» **Stated exercise**: Go through each line of the records below and count those with the word "search". Give only the count.

» **Listed entries**:

-----

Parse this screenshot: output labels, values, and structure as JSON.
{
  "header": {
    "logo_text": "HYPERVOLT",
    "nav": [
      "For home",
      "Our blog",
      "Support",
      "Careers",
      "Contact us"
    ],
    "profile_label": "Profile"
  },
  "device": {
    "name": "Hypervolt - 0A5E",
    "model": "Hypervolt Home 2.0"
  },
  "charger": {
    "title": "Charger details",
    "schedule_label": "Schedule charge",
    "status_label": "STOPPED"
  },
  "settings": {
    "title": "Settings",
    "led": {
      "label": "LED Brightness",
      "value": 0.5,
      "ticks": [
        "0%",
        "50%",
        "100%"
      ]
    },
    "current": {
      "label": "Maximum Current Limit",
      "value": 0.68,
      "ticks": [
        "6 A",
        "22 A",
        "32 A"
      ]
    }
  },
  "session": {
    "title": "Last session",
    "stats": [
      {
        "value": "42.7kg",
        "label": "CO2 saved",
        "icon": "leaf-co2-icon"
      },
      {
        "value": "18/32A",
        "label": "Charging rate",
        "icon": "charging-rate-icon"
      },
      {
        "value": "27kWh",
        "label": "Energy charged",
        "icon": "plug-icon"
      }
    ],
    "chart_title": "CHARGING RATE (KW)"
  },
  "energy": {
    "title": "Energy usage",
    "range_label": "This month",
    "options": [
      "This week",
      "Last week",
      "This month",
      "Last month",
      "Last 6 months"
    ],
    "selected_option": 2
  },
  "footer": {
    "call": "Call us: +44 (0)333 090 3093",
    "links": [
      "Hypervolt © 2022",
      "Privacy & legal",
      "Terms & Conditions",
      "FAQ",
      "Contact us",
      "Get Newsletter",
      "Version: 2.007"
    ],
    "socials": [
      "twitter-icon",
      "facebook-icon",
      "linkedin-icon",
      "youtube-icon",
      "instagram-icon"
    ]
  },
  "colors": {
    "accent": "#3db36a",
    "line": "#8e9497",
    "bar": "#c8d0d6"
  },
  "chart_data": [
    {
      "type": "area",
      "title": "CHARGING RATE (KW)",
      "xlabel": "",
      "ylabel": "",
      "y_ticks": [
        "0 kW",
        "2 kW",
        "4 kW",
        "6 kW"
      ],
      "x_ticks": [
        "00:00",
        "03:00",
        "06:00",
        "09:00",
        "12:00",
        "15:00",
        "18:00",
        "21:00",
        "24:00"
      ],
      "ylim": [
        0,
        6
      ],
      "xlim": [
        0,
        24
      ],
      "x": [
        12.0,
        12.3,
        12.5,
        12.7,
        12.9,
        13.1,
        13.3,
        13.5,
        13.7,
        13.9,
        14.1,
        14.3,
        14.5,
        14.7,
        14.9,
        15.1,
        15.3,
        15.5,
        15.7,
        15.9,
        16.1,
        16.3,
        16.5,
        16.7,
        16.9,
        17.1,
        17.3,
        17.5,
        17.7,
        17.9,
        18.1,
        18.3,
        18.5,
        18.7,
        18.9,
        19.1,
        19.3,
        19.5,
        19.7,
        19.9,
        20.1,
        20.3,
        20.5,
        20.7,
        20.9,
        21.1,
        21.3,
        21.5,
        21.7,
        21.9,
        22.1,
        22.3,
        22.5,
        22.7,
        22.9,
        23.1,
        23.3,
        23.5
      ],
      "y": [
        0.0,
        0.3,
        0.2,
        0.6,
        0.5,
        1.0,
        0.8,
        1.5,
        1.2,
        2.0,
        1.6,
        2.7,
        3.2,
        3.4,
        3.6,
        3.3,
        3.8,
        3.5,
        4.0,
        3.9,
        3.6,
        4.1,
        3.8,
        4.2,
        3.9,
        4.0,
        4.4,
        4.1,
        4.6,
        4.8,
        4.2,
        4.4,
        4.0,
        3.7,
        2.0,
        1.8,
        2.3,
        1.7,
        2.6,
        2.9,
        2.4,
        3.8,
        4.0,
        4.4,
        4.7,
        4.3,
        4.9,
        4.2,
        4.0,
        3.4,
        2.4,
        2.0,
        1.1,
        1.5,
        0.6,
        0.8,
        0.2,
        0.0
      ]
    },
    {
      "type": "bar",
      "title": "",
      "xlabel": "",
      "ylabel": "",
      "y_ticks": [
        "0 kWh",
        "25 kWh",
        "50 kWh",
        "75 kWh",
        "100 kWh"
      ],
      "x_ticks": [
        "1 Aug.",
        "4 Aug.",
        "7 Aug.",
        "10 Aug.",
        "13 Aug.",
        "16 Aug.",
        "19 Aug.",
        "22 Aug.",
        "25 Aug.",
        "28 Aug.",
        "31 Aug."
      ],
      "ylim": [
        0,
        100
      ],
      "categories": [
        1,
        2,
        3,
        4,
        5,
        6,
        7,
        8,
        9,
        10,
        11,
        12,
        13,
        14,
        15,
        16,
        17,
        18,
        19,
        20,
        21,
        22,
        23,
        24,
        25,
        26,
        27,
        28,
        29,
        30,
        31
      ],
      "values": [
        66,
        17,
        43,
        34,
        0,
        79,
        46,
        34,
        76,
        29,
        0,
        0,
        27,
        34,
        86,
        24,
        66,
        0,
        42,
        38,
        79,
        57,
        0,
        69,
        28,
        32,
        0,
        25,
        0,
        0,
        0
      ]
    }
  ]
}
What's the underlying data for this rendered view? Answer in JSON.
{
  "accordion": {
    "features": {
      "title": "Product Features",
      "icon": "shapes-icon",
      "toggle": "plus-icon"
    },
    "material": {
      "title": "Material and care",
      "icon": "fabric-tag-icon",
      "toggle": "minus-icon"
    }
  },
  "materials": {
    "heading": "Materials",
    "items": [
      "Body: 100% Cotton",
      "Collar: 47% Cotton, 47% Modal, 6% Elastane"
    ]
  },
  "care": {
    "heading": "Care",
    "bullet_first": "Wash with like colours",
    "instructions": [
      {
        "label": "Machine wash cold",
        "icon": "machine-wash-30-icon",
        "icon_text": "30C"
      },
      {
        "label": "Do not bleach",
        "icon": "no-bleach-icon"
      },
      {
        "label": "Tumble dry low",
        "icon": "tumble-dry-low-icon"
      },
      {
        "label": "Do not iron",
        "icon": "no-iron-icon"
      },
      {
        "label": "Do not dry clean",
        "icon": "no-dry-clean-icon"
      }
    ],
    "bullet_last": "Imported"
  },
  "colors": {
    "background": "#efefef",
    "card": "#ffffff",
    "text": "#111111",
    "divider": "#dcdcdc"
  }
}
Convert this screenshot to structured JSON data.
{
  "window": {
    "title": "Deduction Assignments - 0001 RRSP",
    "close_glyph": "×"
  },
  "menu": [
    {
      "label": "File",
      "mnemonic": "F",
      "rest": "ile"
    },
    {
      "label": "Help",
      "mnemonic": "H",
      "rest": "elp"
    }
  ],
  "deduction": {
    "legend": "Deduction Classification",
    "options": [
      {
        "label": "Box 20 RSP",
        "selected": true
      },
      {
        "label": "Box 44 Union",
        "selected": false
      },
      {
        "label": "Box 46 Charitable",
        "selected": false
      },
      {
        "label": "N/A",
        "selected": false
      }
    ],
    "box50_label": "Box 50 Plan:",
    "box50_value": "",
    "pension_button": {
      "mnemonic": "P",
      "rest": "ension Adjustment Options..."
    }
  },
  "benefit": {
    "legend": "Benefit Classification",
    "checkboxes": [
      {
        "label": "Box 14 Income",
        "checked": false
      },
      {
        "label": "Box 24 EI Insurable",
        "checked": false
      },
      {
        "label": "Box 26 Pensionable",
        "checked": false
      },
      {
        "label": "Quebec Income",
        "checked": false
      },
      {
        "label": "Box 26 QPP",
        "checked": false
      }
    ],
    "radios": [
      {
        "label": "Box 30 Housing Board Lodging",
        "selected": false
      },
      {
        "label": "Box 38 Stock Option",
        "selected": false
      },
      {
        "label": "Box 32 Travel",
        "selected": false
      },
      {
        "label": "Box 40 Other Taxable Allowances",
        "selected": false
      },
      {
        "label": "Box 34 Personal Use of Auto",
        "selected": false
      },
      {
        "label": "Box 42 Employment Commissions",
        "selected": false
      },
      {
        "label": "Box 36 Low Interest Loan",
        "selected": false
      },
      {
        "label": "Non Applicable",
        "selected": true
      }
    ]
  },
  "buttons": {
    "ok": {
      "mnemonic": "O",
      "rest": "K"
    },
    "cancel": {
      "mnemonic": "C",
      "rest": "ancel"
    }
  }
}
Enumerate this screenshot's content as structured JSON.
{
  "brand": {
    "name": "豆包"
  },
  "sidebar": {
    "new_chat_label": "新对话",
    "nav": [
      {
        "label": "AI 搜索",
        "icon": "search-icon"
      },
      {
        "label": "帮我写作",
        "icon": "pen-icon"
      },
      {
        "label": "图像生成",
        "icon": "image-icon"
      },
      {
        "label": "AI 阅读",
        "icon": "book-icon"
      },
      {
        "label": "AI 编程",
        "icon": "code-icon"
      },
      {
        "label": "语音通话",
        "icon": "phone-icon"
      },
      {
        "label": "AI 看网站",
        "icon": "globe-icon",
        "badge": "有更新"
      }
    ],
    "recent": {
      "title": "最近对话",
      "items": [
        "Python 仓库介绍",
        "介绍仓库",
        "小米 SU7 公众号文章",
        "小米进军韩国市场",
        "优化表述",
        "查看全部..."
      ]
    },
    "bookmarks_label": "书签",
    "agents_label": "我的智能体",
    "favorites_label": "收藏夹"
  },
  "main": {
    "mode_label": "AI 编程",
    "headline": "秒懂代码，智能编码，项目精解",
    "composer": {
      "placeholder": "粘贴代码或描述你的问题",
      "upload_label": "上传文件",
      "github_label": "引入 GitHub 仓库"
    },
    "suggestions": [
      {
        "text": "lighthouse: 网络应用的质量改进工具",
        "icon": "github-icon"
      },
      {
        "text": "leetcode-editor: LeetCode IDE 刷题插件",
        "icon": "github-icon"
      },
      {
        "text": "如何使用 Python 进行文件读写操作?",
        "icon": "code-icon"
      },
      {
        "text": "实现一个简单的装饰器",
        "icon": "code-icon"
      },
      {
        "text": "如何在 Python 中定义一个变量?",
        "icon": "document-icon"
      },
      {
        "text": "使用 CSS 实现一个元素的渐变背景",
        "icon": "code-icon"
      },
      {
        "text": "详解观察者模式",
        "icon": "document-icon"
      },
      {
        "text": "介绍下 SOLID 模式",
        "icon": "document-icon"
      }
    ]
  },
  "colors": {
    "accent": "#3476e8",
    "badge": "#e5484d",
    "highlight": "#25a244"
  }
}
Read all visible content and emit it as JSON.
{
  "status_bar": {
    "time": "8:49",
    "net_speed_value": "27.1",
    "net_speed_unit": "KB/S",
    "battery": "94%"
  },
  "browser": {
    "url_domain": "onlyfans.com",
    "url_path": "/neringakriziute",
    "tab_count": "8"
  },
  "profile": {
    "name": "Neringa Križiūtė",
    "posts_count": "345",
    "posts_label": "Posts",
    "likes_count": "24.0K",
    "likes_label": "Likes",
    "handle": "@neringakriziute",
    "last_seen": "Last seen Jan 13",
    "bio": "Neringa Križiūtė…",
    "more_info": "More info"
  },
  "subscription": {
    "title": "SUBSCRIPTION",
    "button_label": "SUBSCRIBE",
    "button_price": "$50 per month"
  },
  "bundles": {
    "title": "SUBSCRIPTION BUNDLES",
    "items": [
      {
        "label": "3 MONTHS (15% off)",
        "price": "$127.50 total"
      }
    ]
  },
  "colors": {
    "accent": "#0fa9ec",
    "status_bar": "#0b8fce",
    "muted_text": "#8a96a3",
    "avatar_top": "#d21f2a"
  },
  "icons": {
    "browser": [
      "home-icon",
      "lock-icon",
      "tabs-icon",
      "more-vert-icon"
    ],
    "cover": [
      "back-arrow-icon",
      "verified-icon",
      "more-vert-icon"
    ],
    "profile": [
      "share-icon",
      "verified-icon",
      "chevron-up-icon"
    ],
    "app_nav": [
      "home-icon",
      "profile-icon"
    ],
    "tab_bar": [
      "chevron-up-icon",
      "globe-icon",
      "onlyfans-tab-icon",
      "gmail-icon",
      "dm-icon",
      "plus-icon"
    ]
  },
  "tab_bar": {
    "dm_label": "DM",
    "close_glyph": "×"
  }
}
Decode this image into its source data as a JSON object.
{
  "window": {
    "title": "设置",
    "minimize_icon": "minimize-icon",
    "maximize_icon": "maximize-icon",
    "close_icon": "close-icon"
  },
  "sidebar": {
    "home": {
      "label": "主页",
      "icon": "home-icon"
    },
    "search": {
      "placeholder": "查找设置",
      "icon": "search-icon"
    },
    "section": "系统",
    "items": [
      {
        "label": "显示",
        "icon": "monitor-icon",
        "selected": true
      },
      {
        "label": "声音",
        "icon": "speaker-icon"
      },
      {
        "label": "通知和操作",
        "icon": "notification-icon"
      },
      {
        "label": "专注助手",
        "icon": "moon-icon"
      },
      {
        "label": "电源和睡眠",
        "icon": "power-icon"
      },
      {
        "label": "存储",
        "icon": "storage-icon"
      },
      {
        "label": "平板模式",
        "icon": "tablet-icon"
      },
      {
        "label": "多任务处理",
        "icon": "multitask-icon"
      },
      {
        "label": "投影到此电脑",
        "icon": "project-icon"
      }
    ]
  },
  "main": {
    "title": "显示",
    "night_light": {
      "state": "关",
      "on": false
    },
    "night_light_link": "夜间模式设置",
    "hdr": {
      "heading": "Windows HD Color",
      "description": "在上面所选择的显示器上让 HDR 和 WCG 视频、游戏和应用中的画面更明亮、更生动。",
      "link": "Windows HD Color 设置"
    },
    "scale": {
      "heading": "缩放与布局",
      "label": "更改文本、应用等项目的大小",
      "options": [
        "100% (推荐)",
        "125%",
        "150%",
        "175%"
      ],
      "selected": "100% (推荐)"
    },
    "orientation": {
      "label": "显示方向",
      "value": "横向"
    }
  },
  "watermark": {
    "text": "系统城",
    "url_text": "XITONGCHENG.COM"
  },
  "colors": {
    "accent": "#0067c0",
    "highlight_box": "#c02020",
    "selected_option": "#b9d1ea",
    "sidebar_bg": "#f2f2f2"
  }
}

-----

» **Completed task**: 3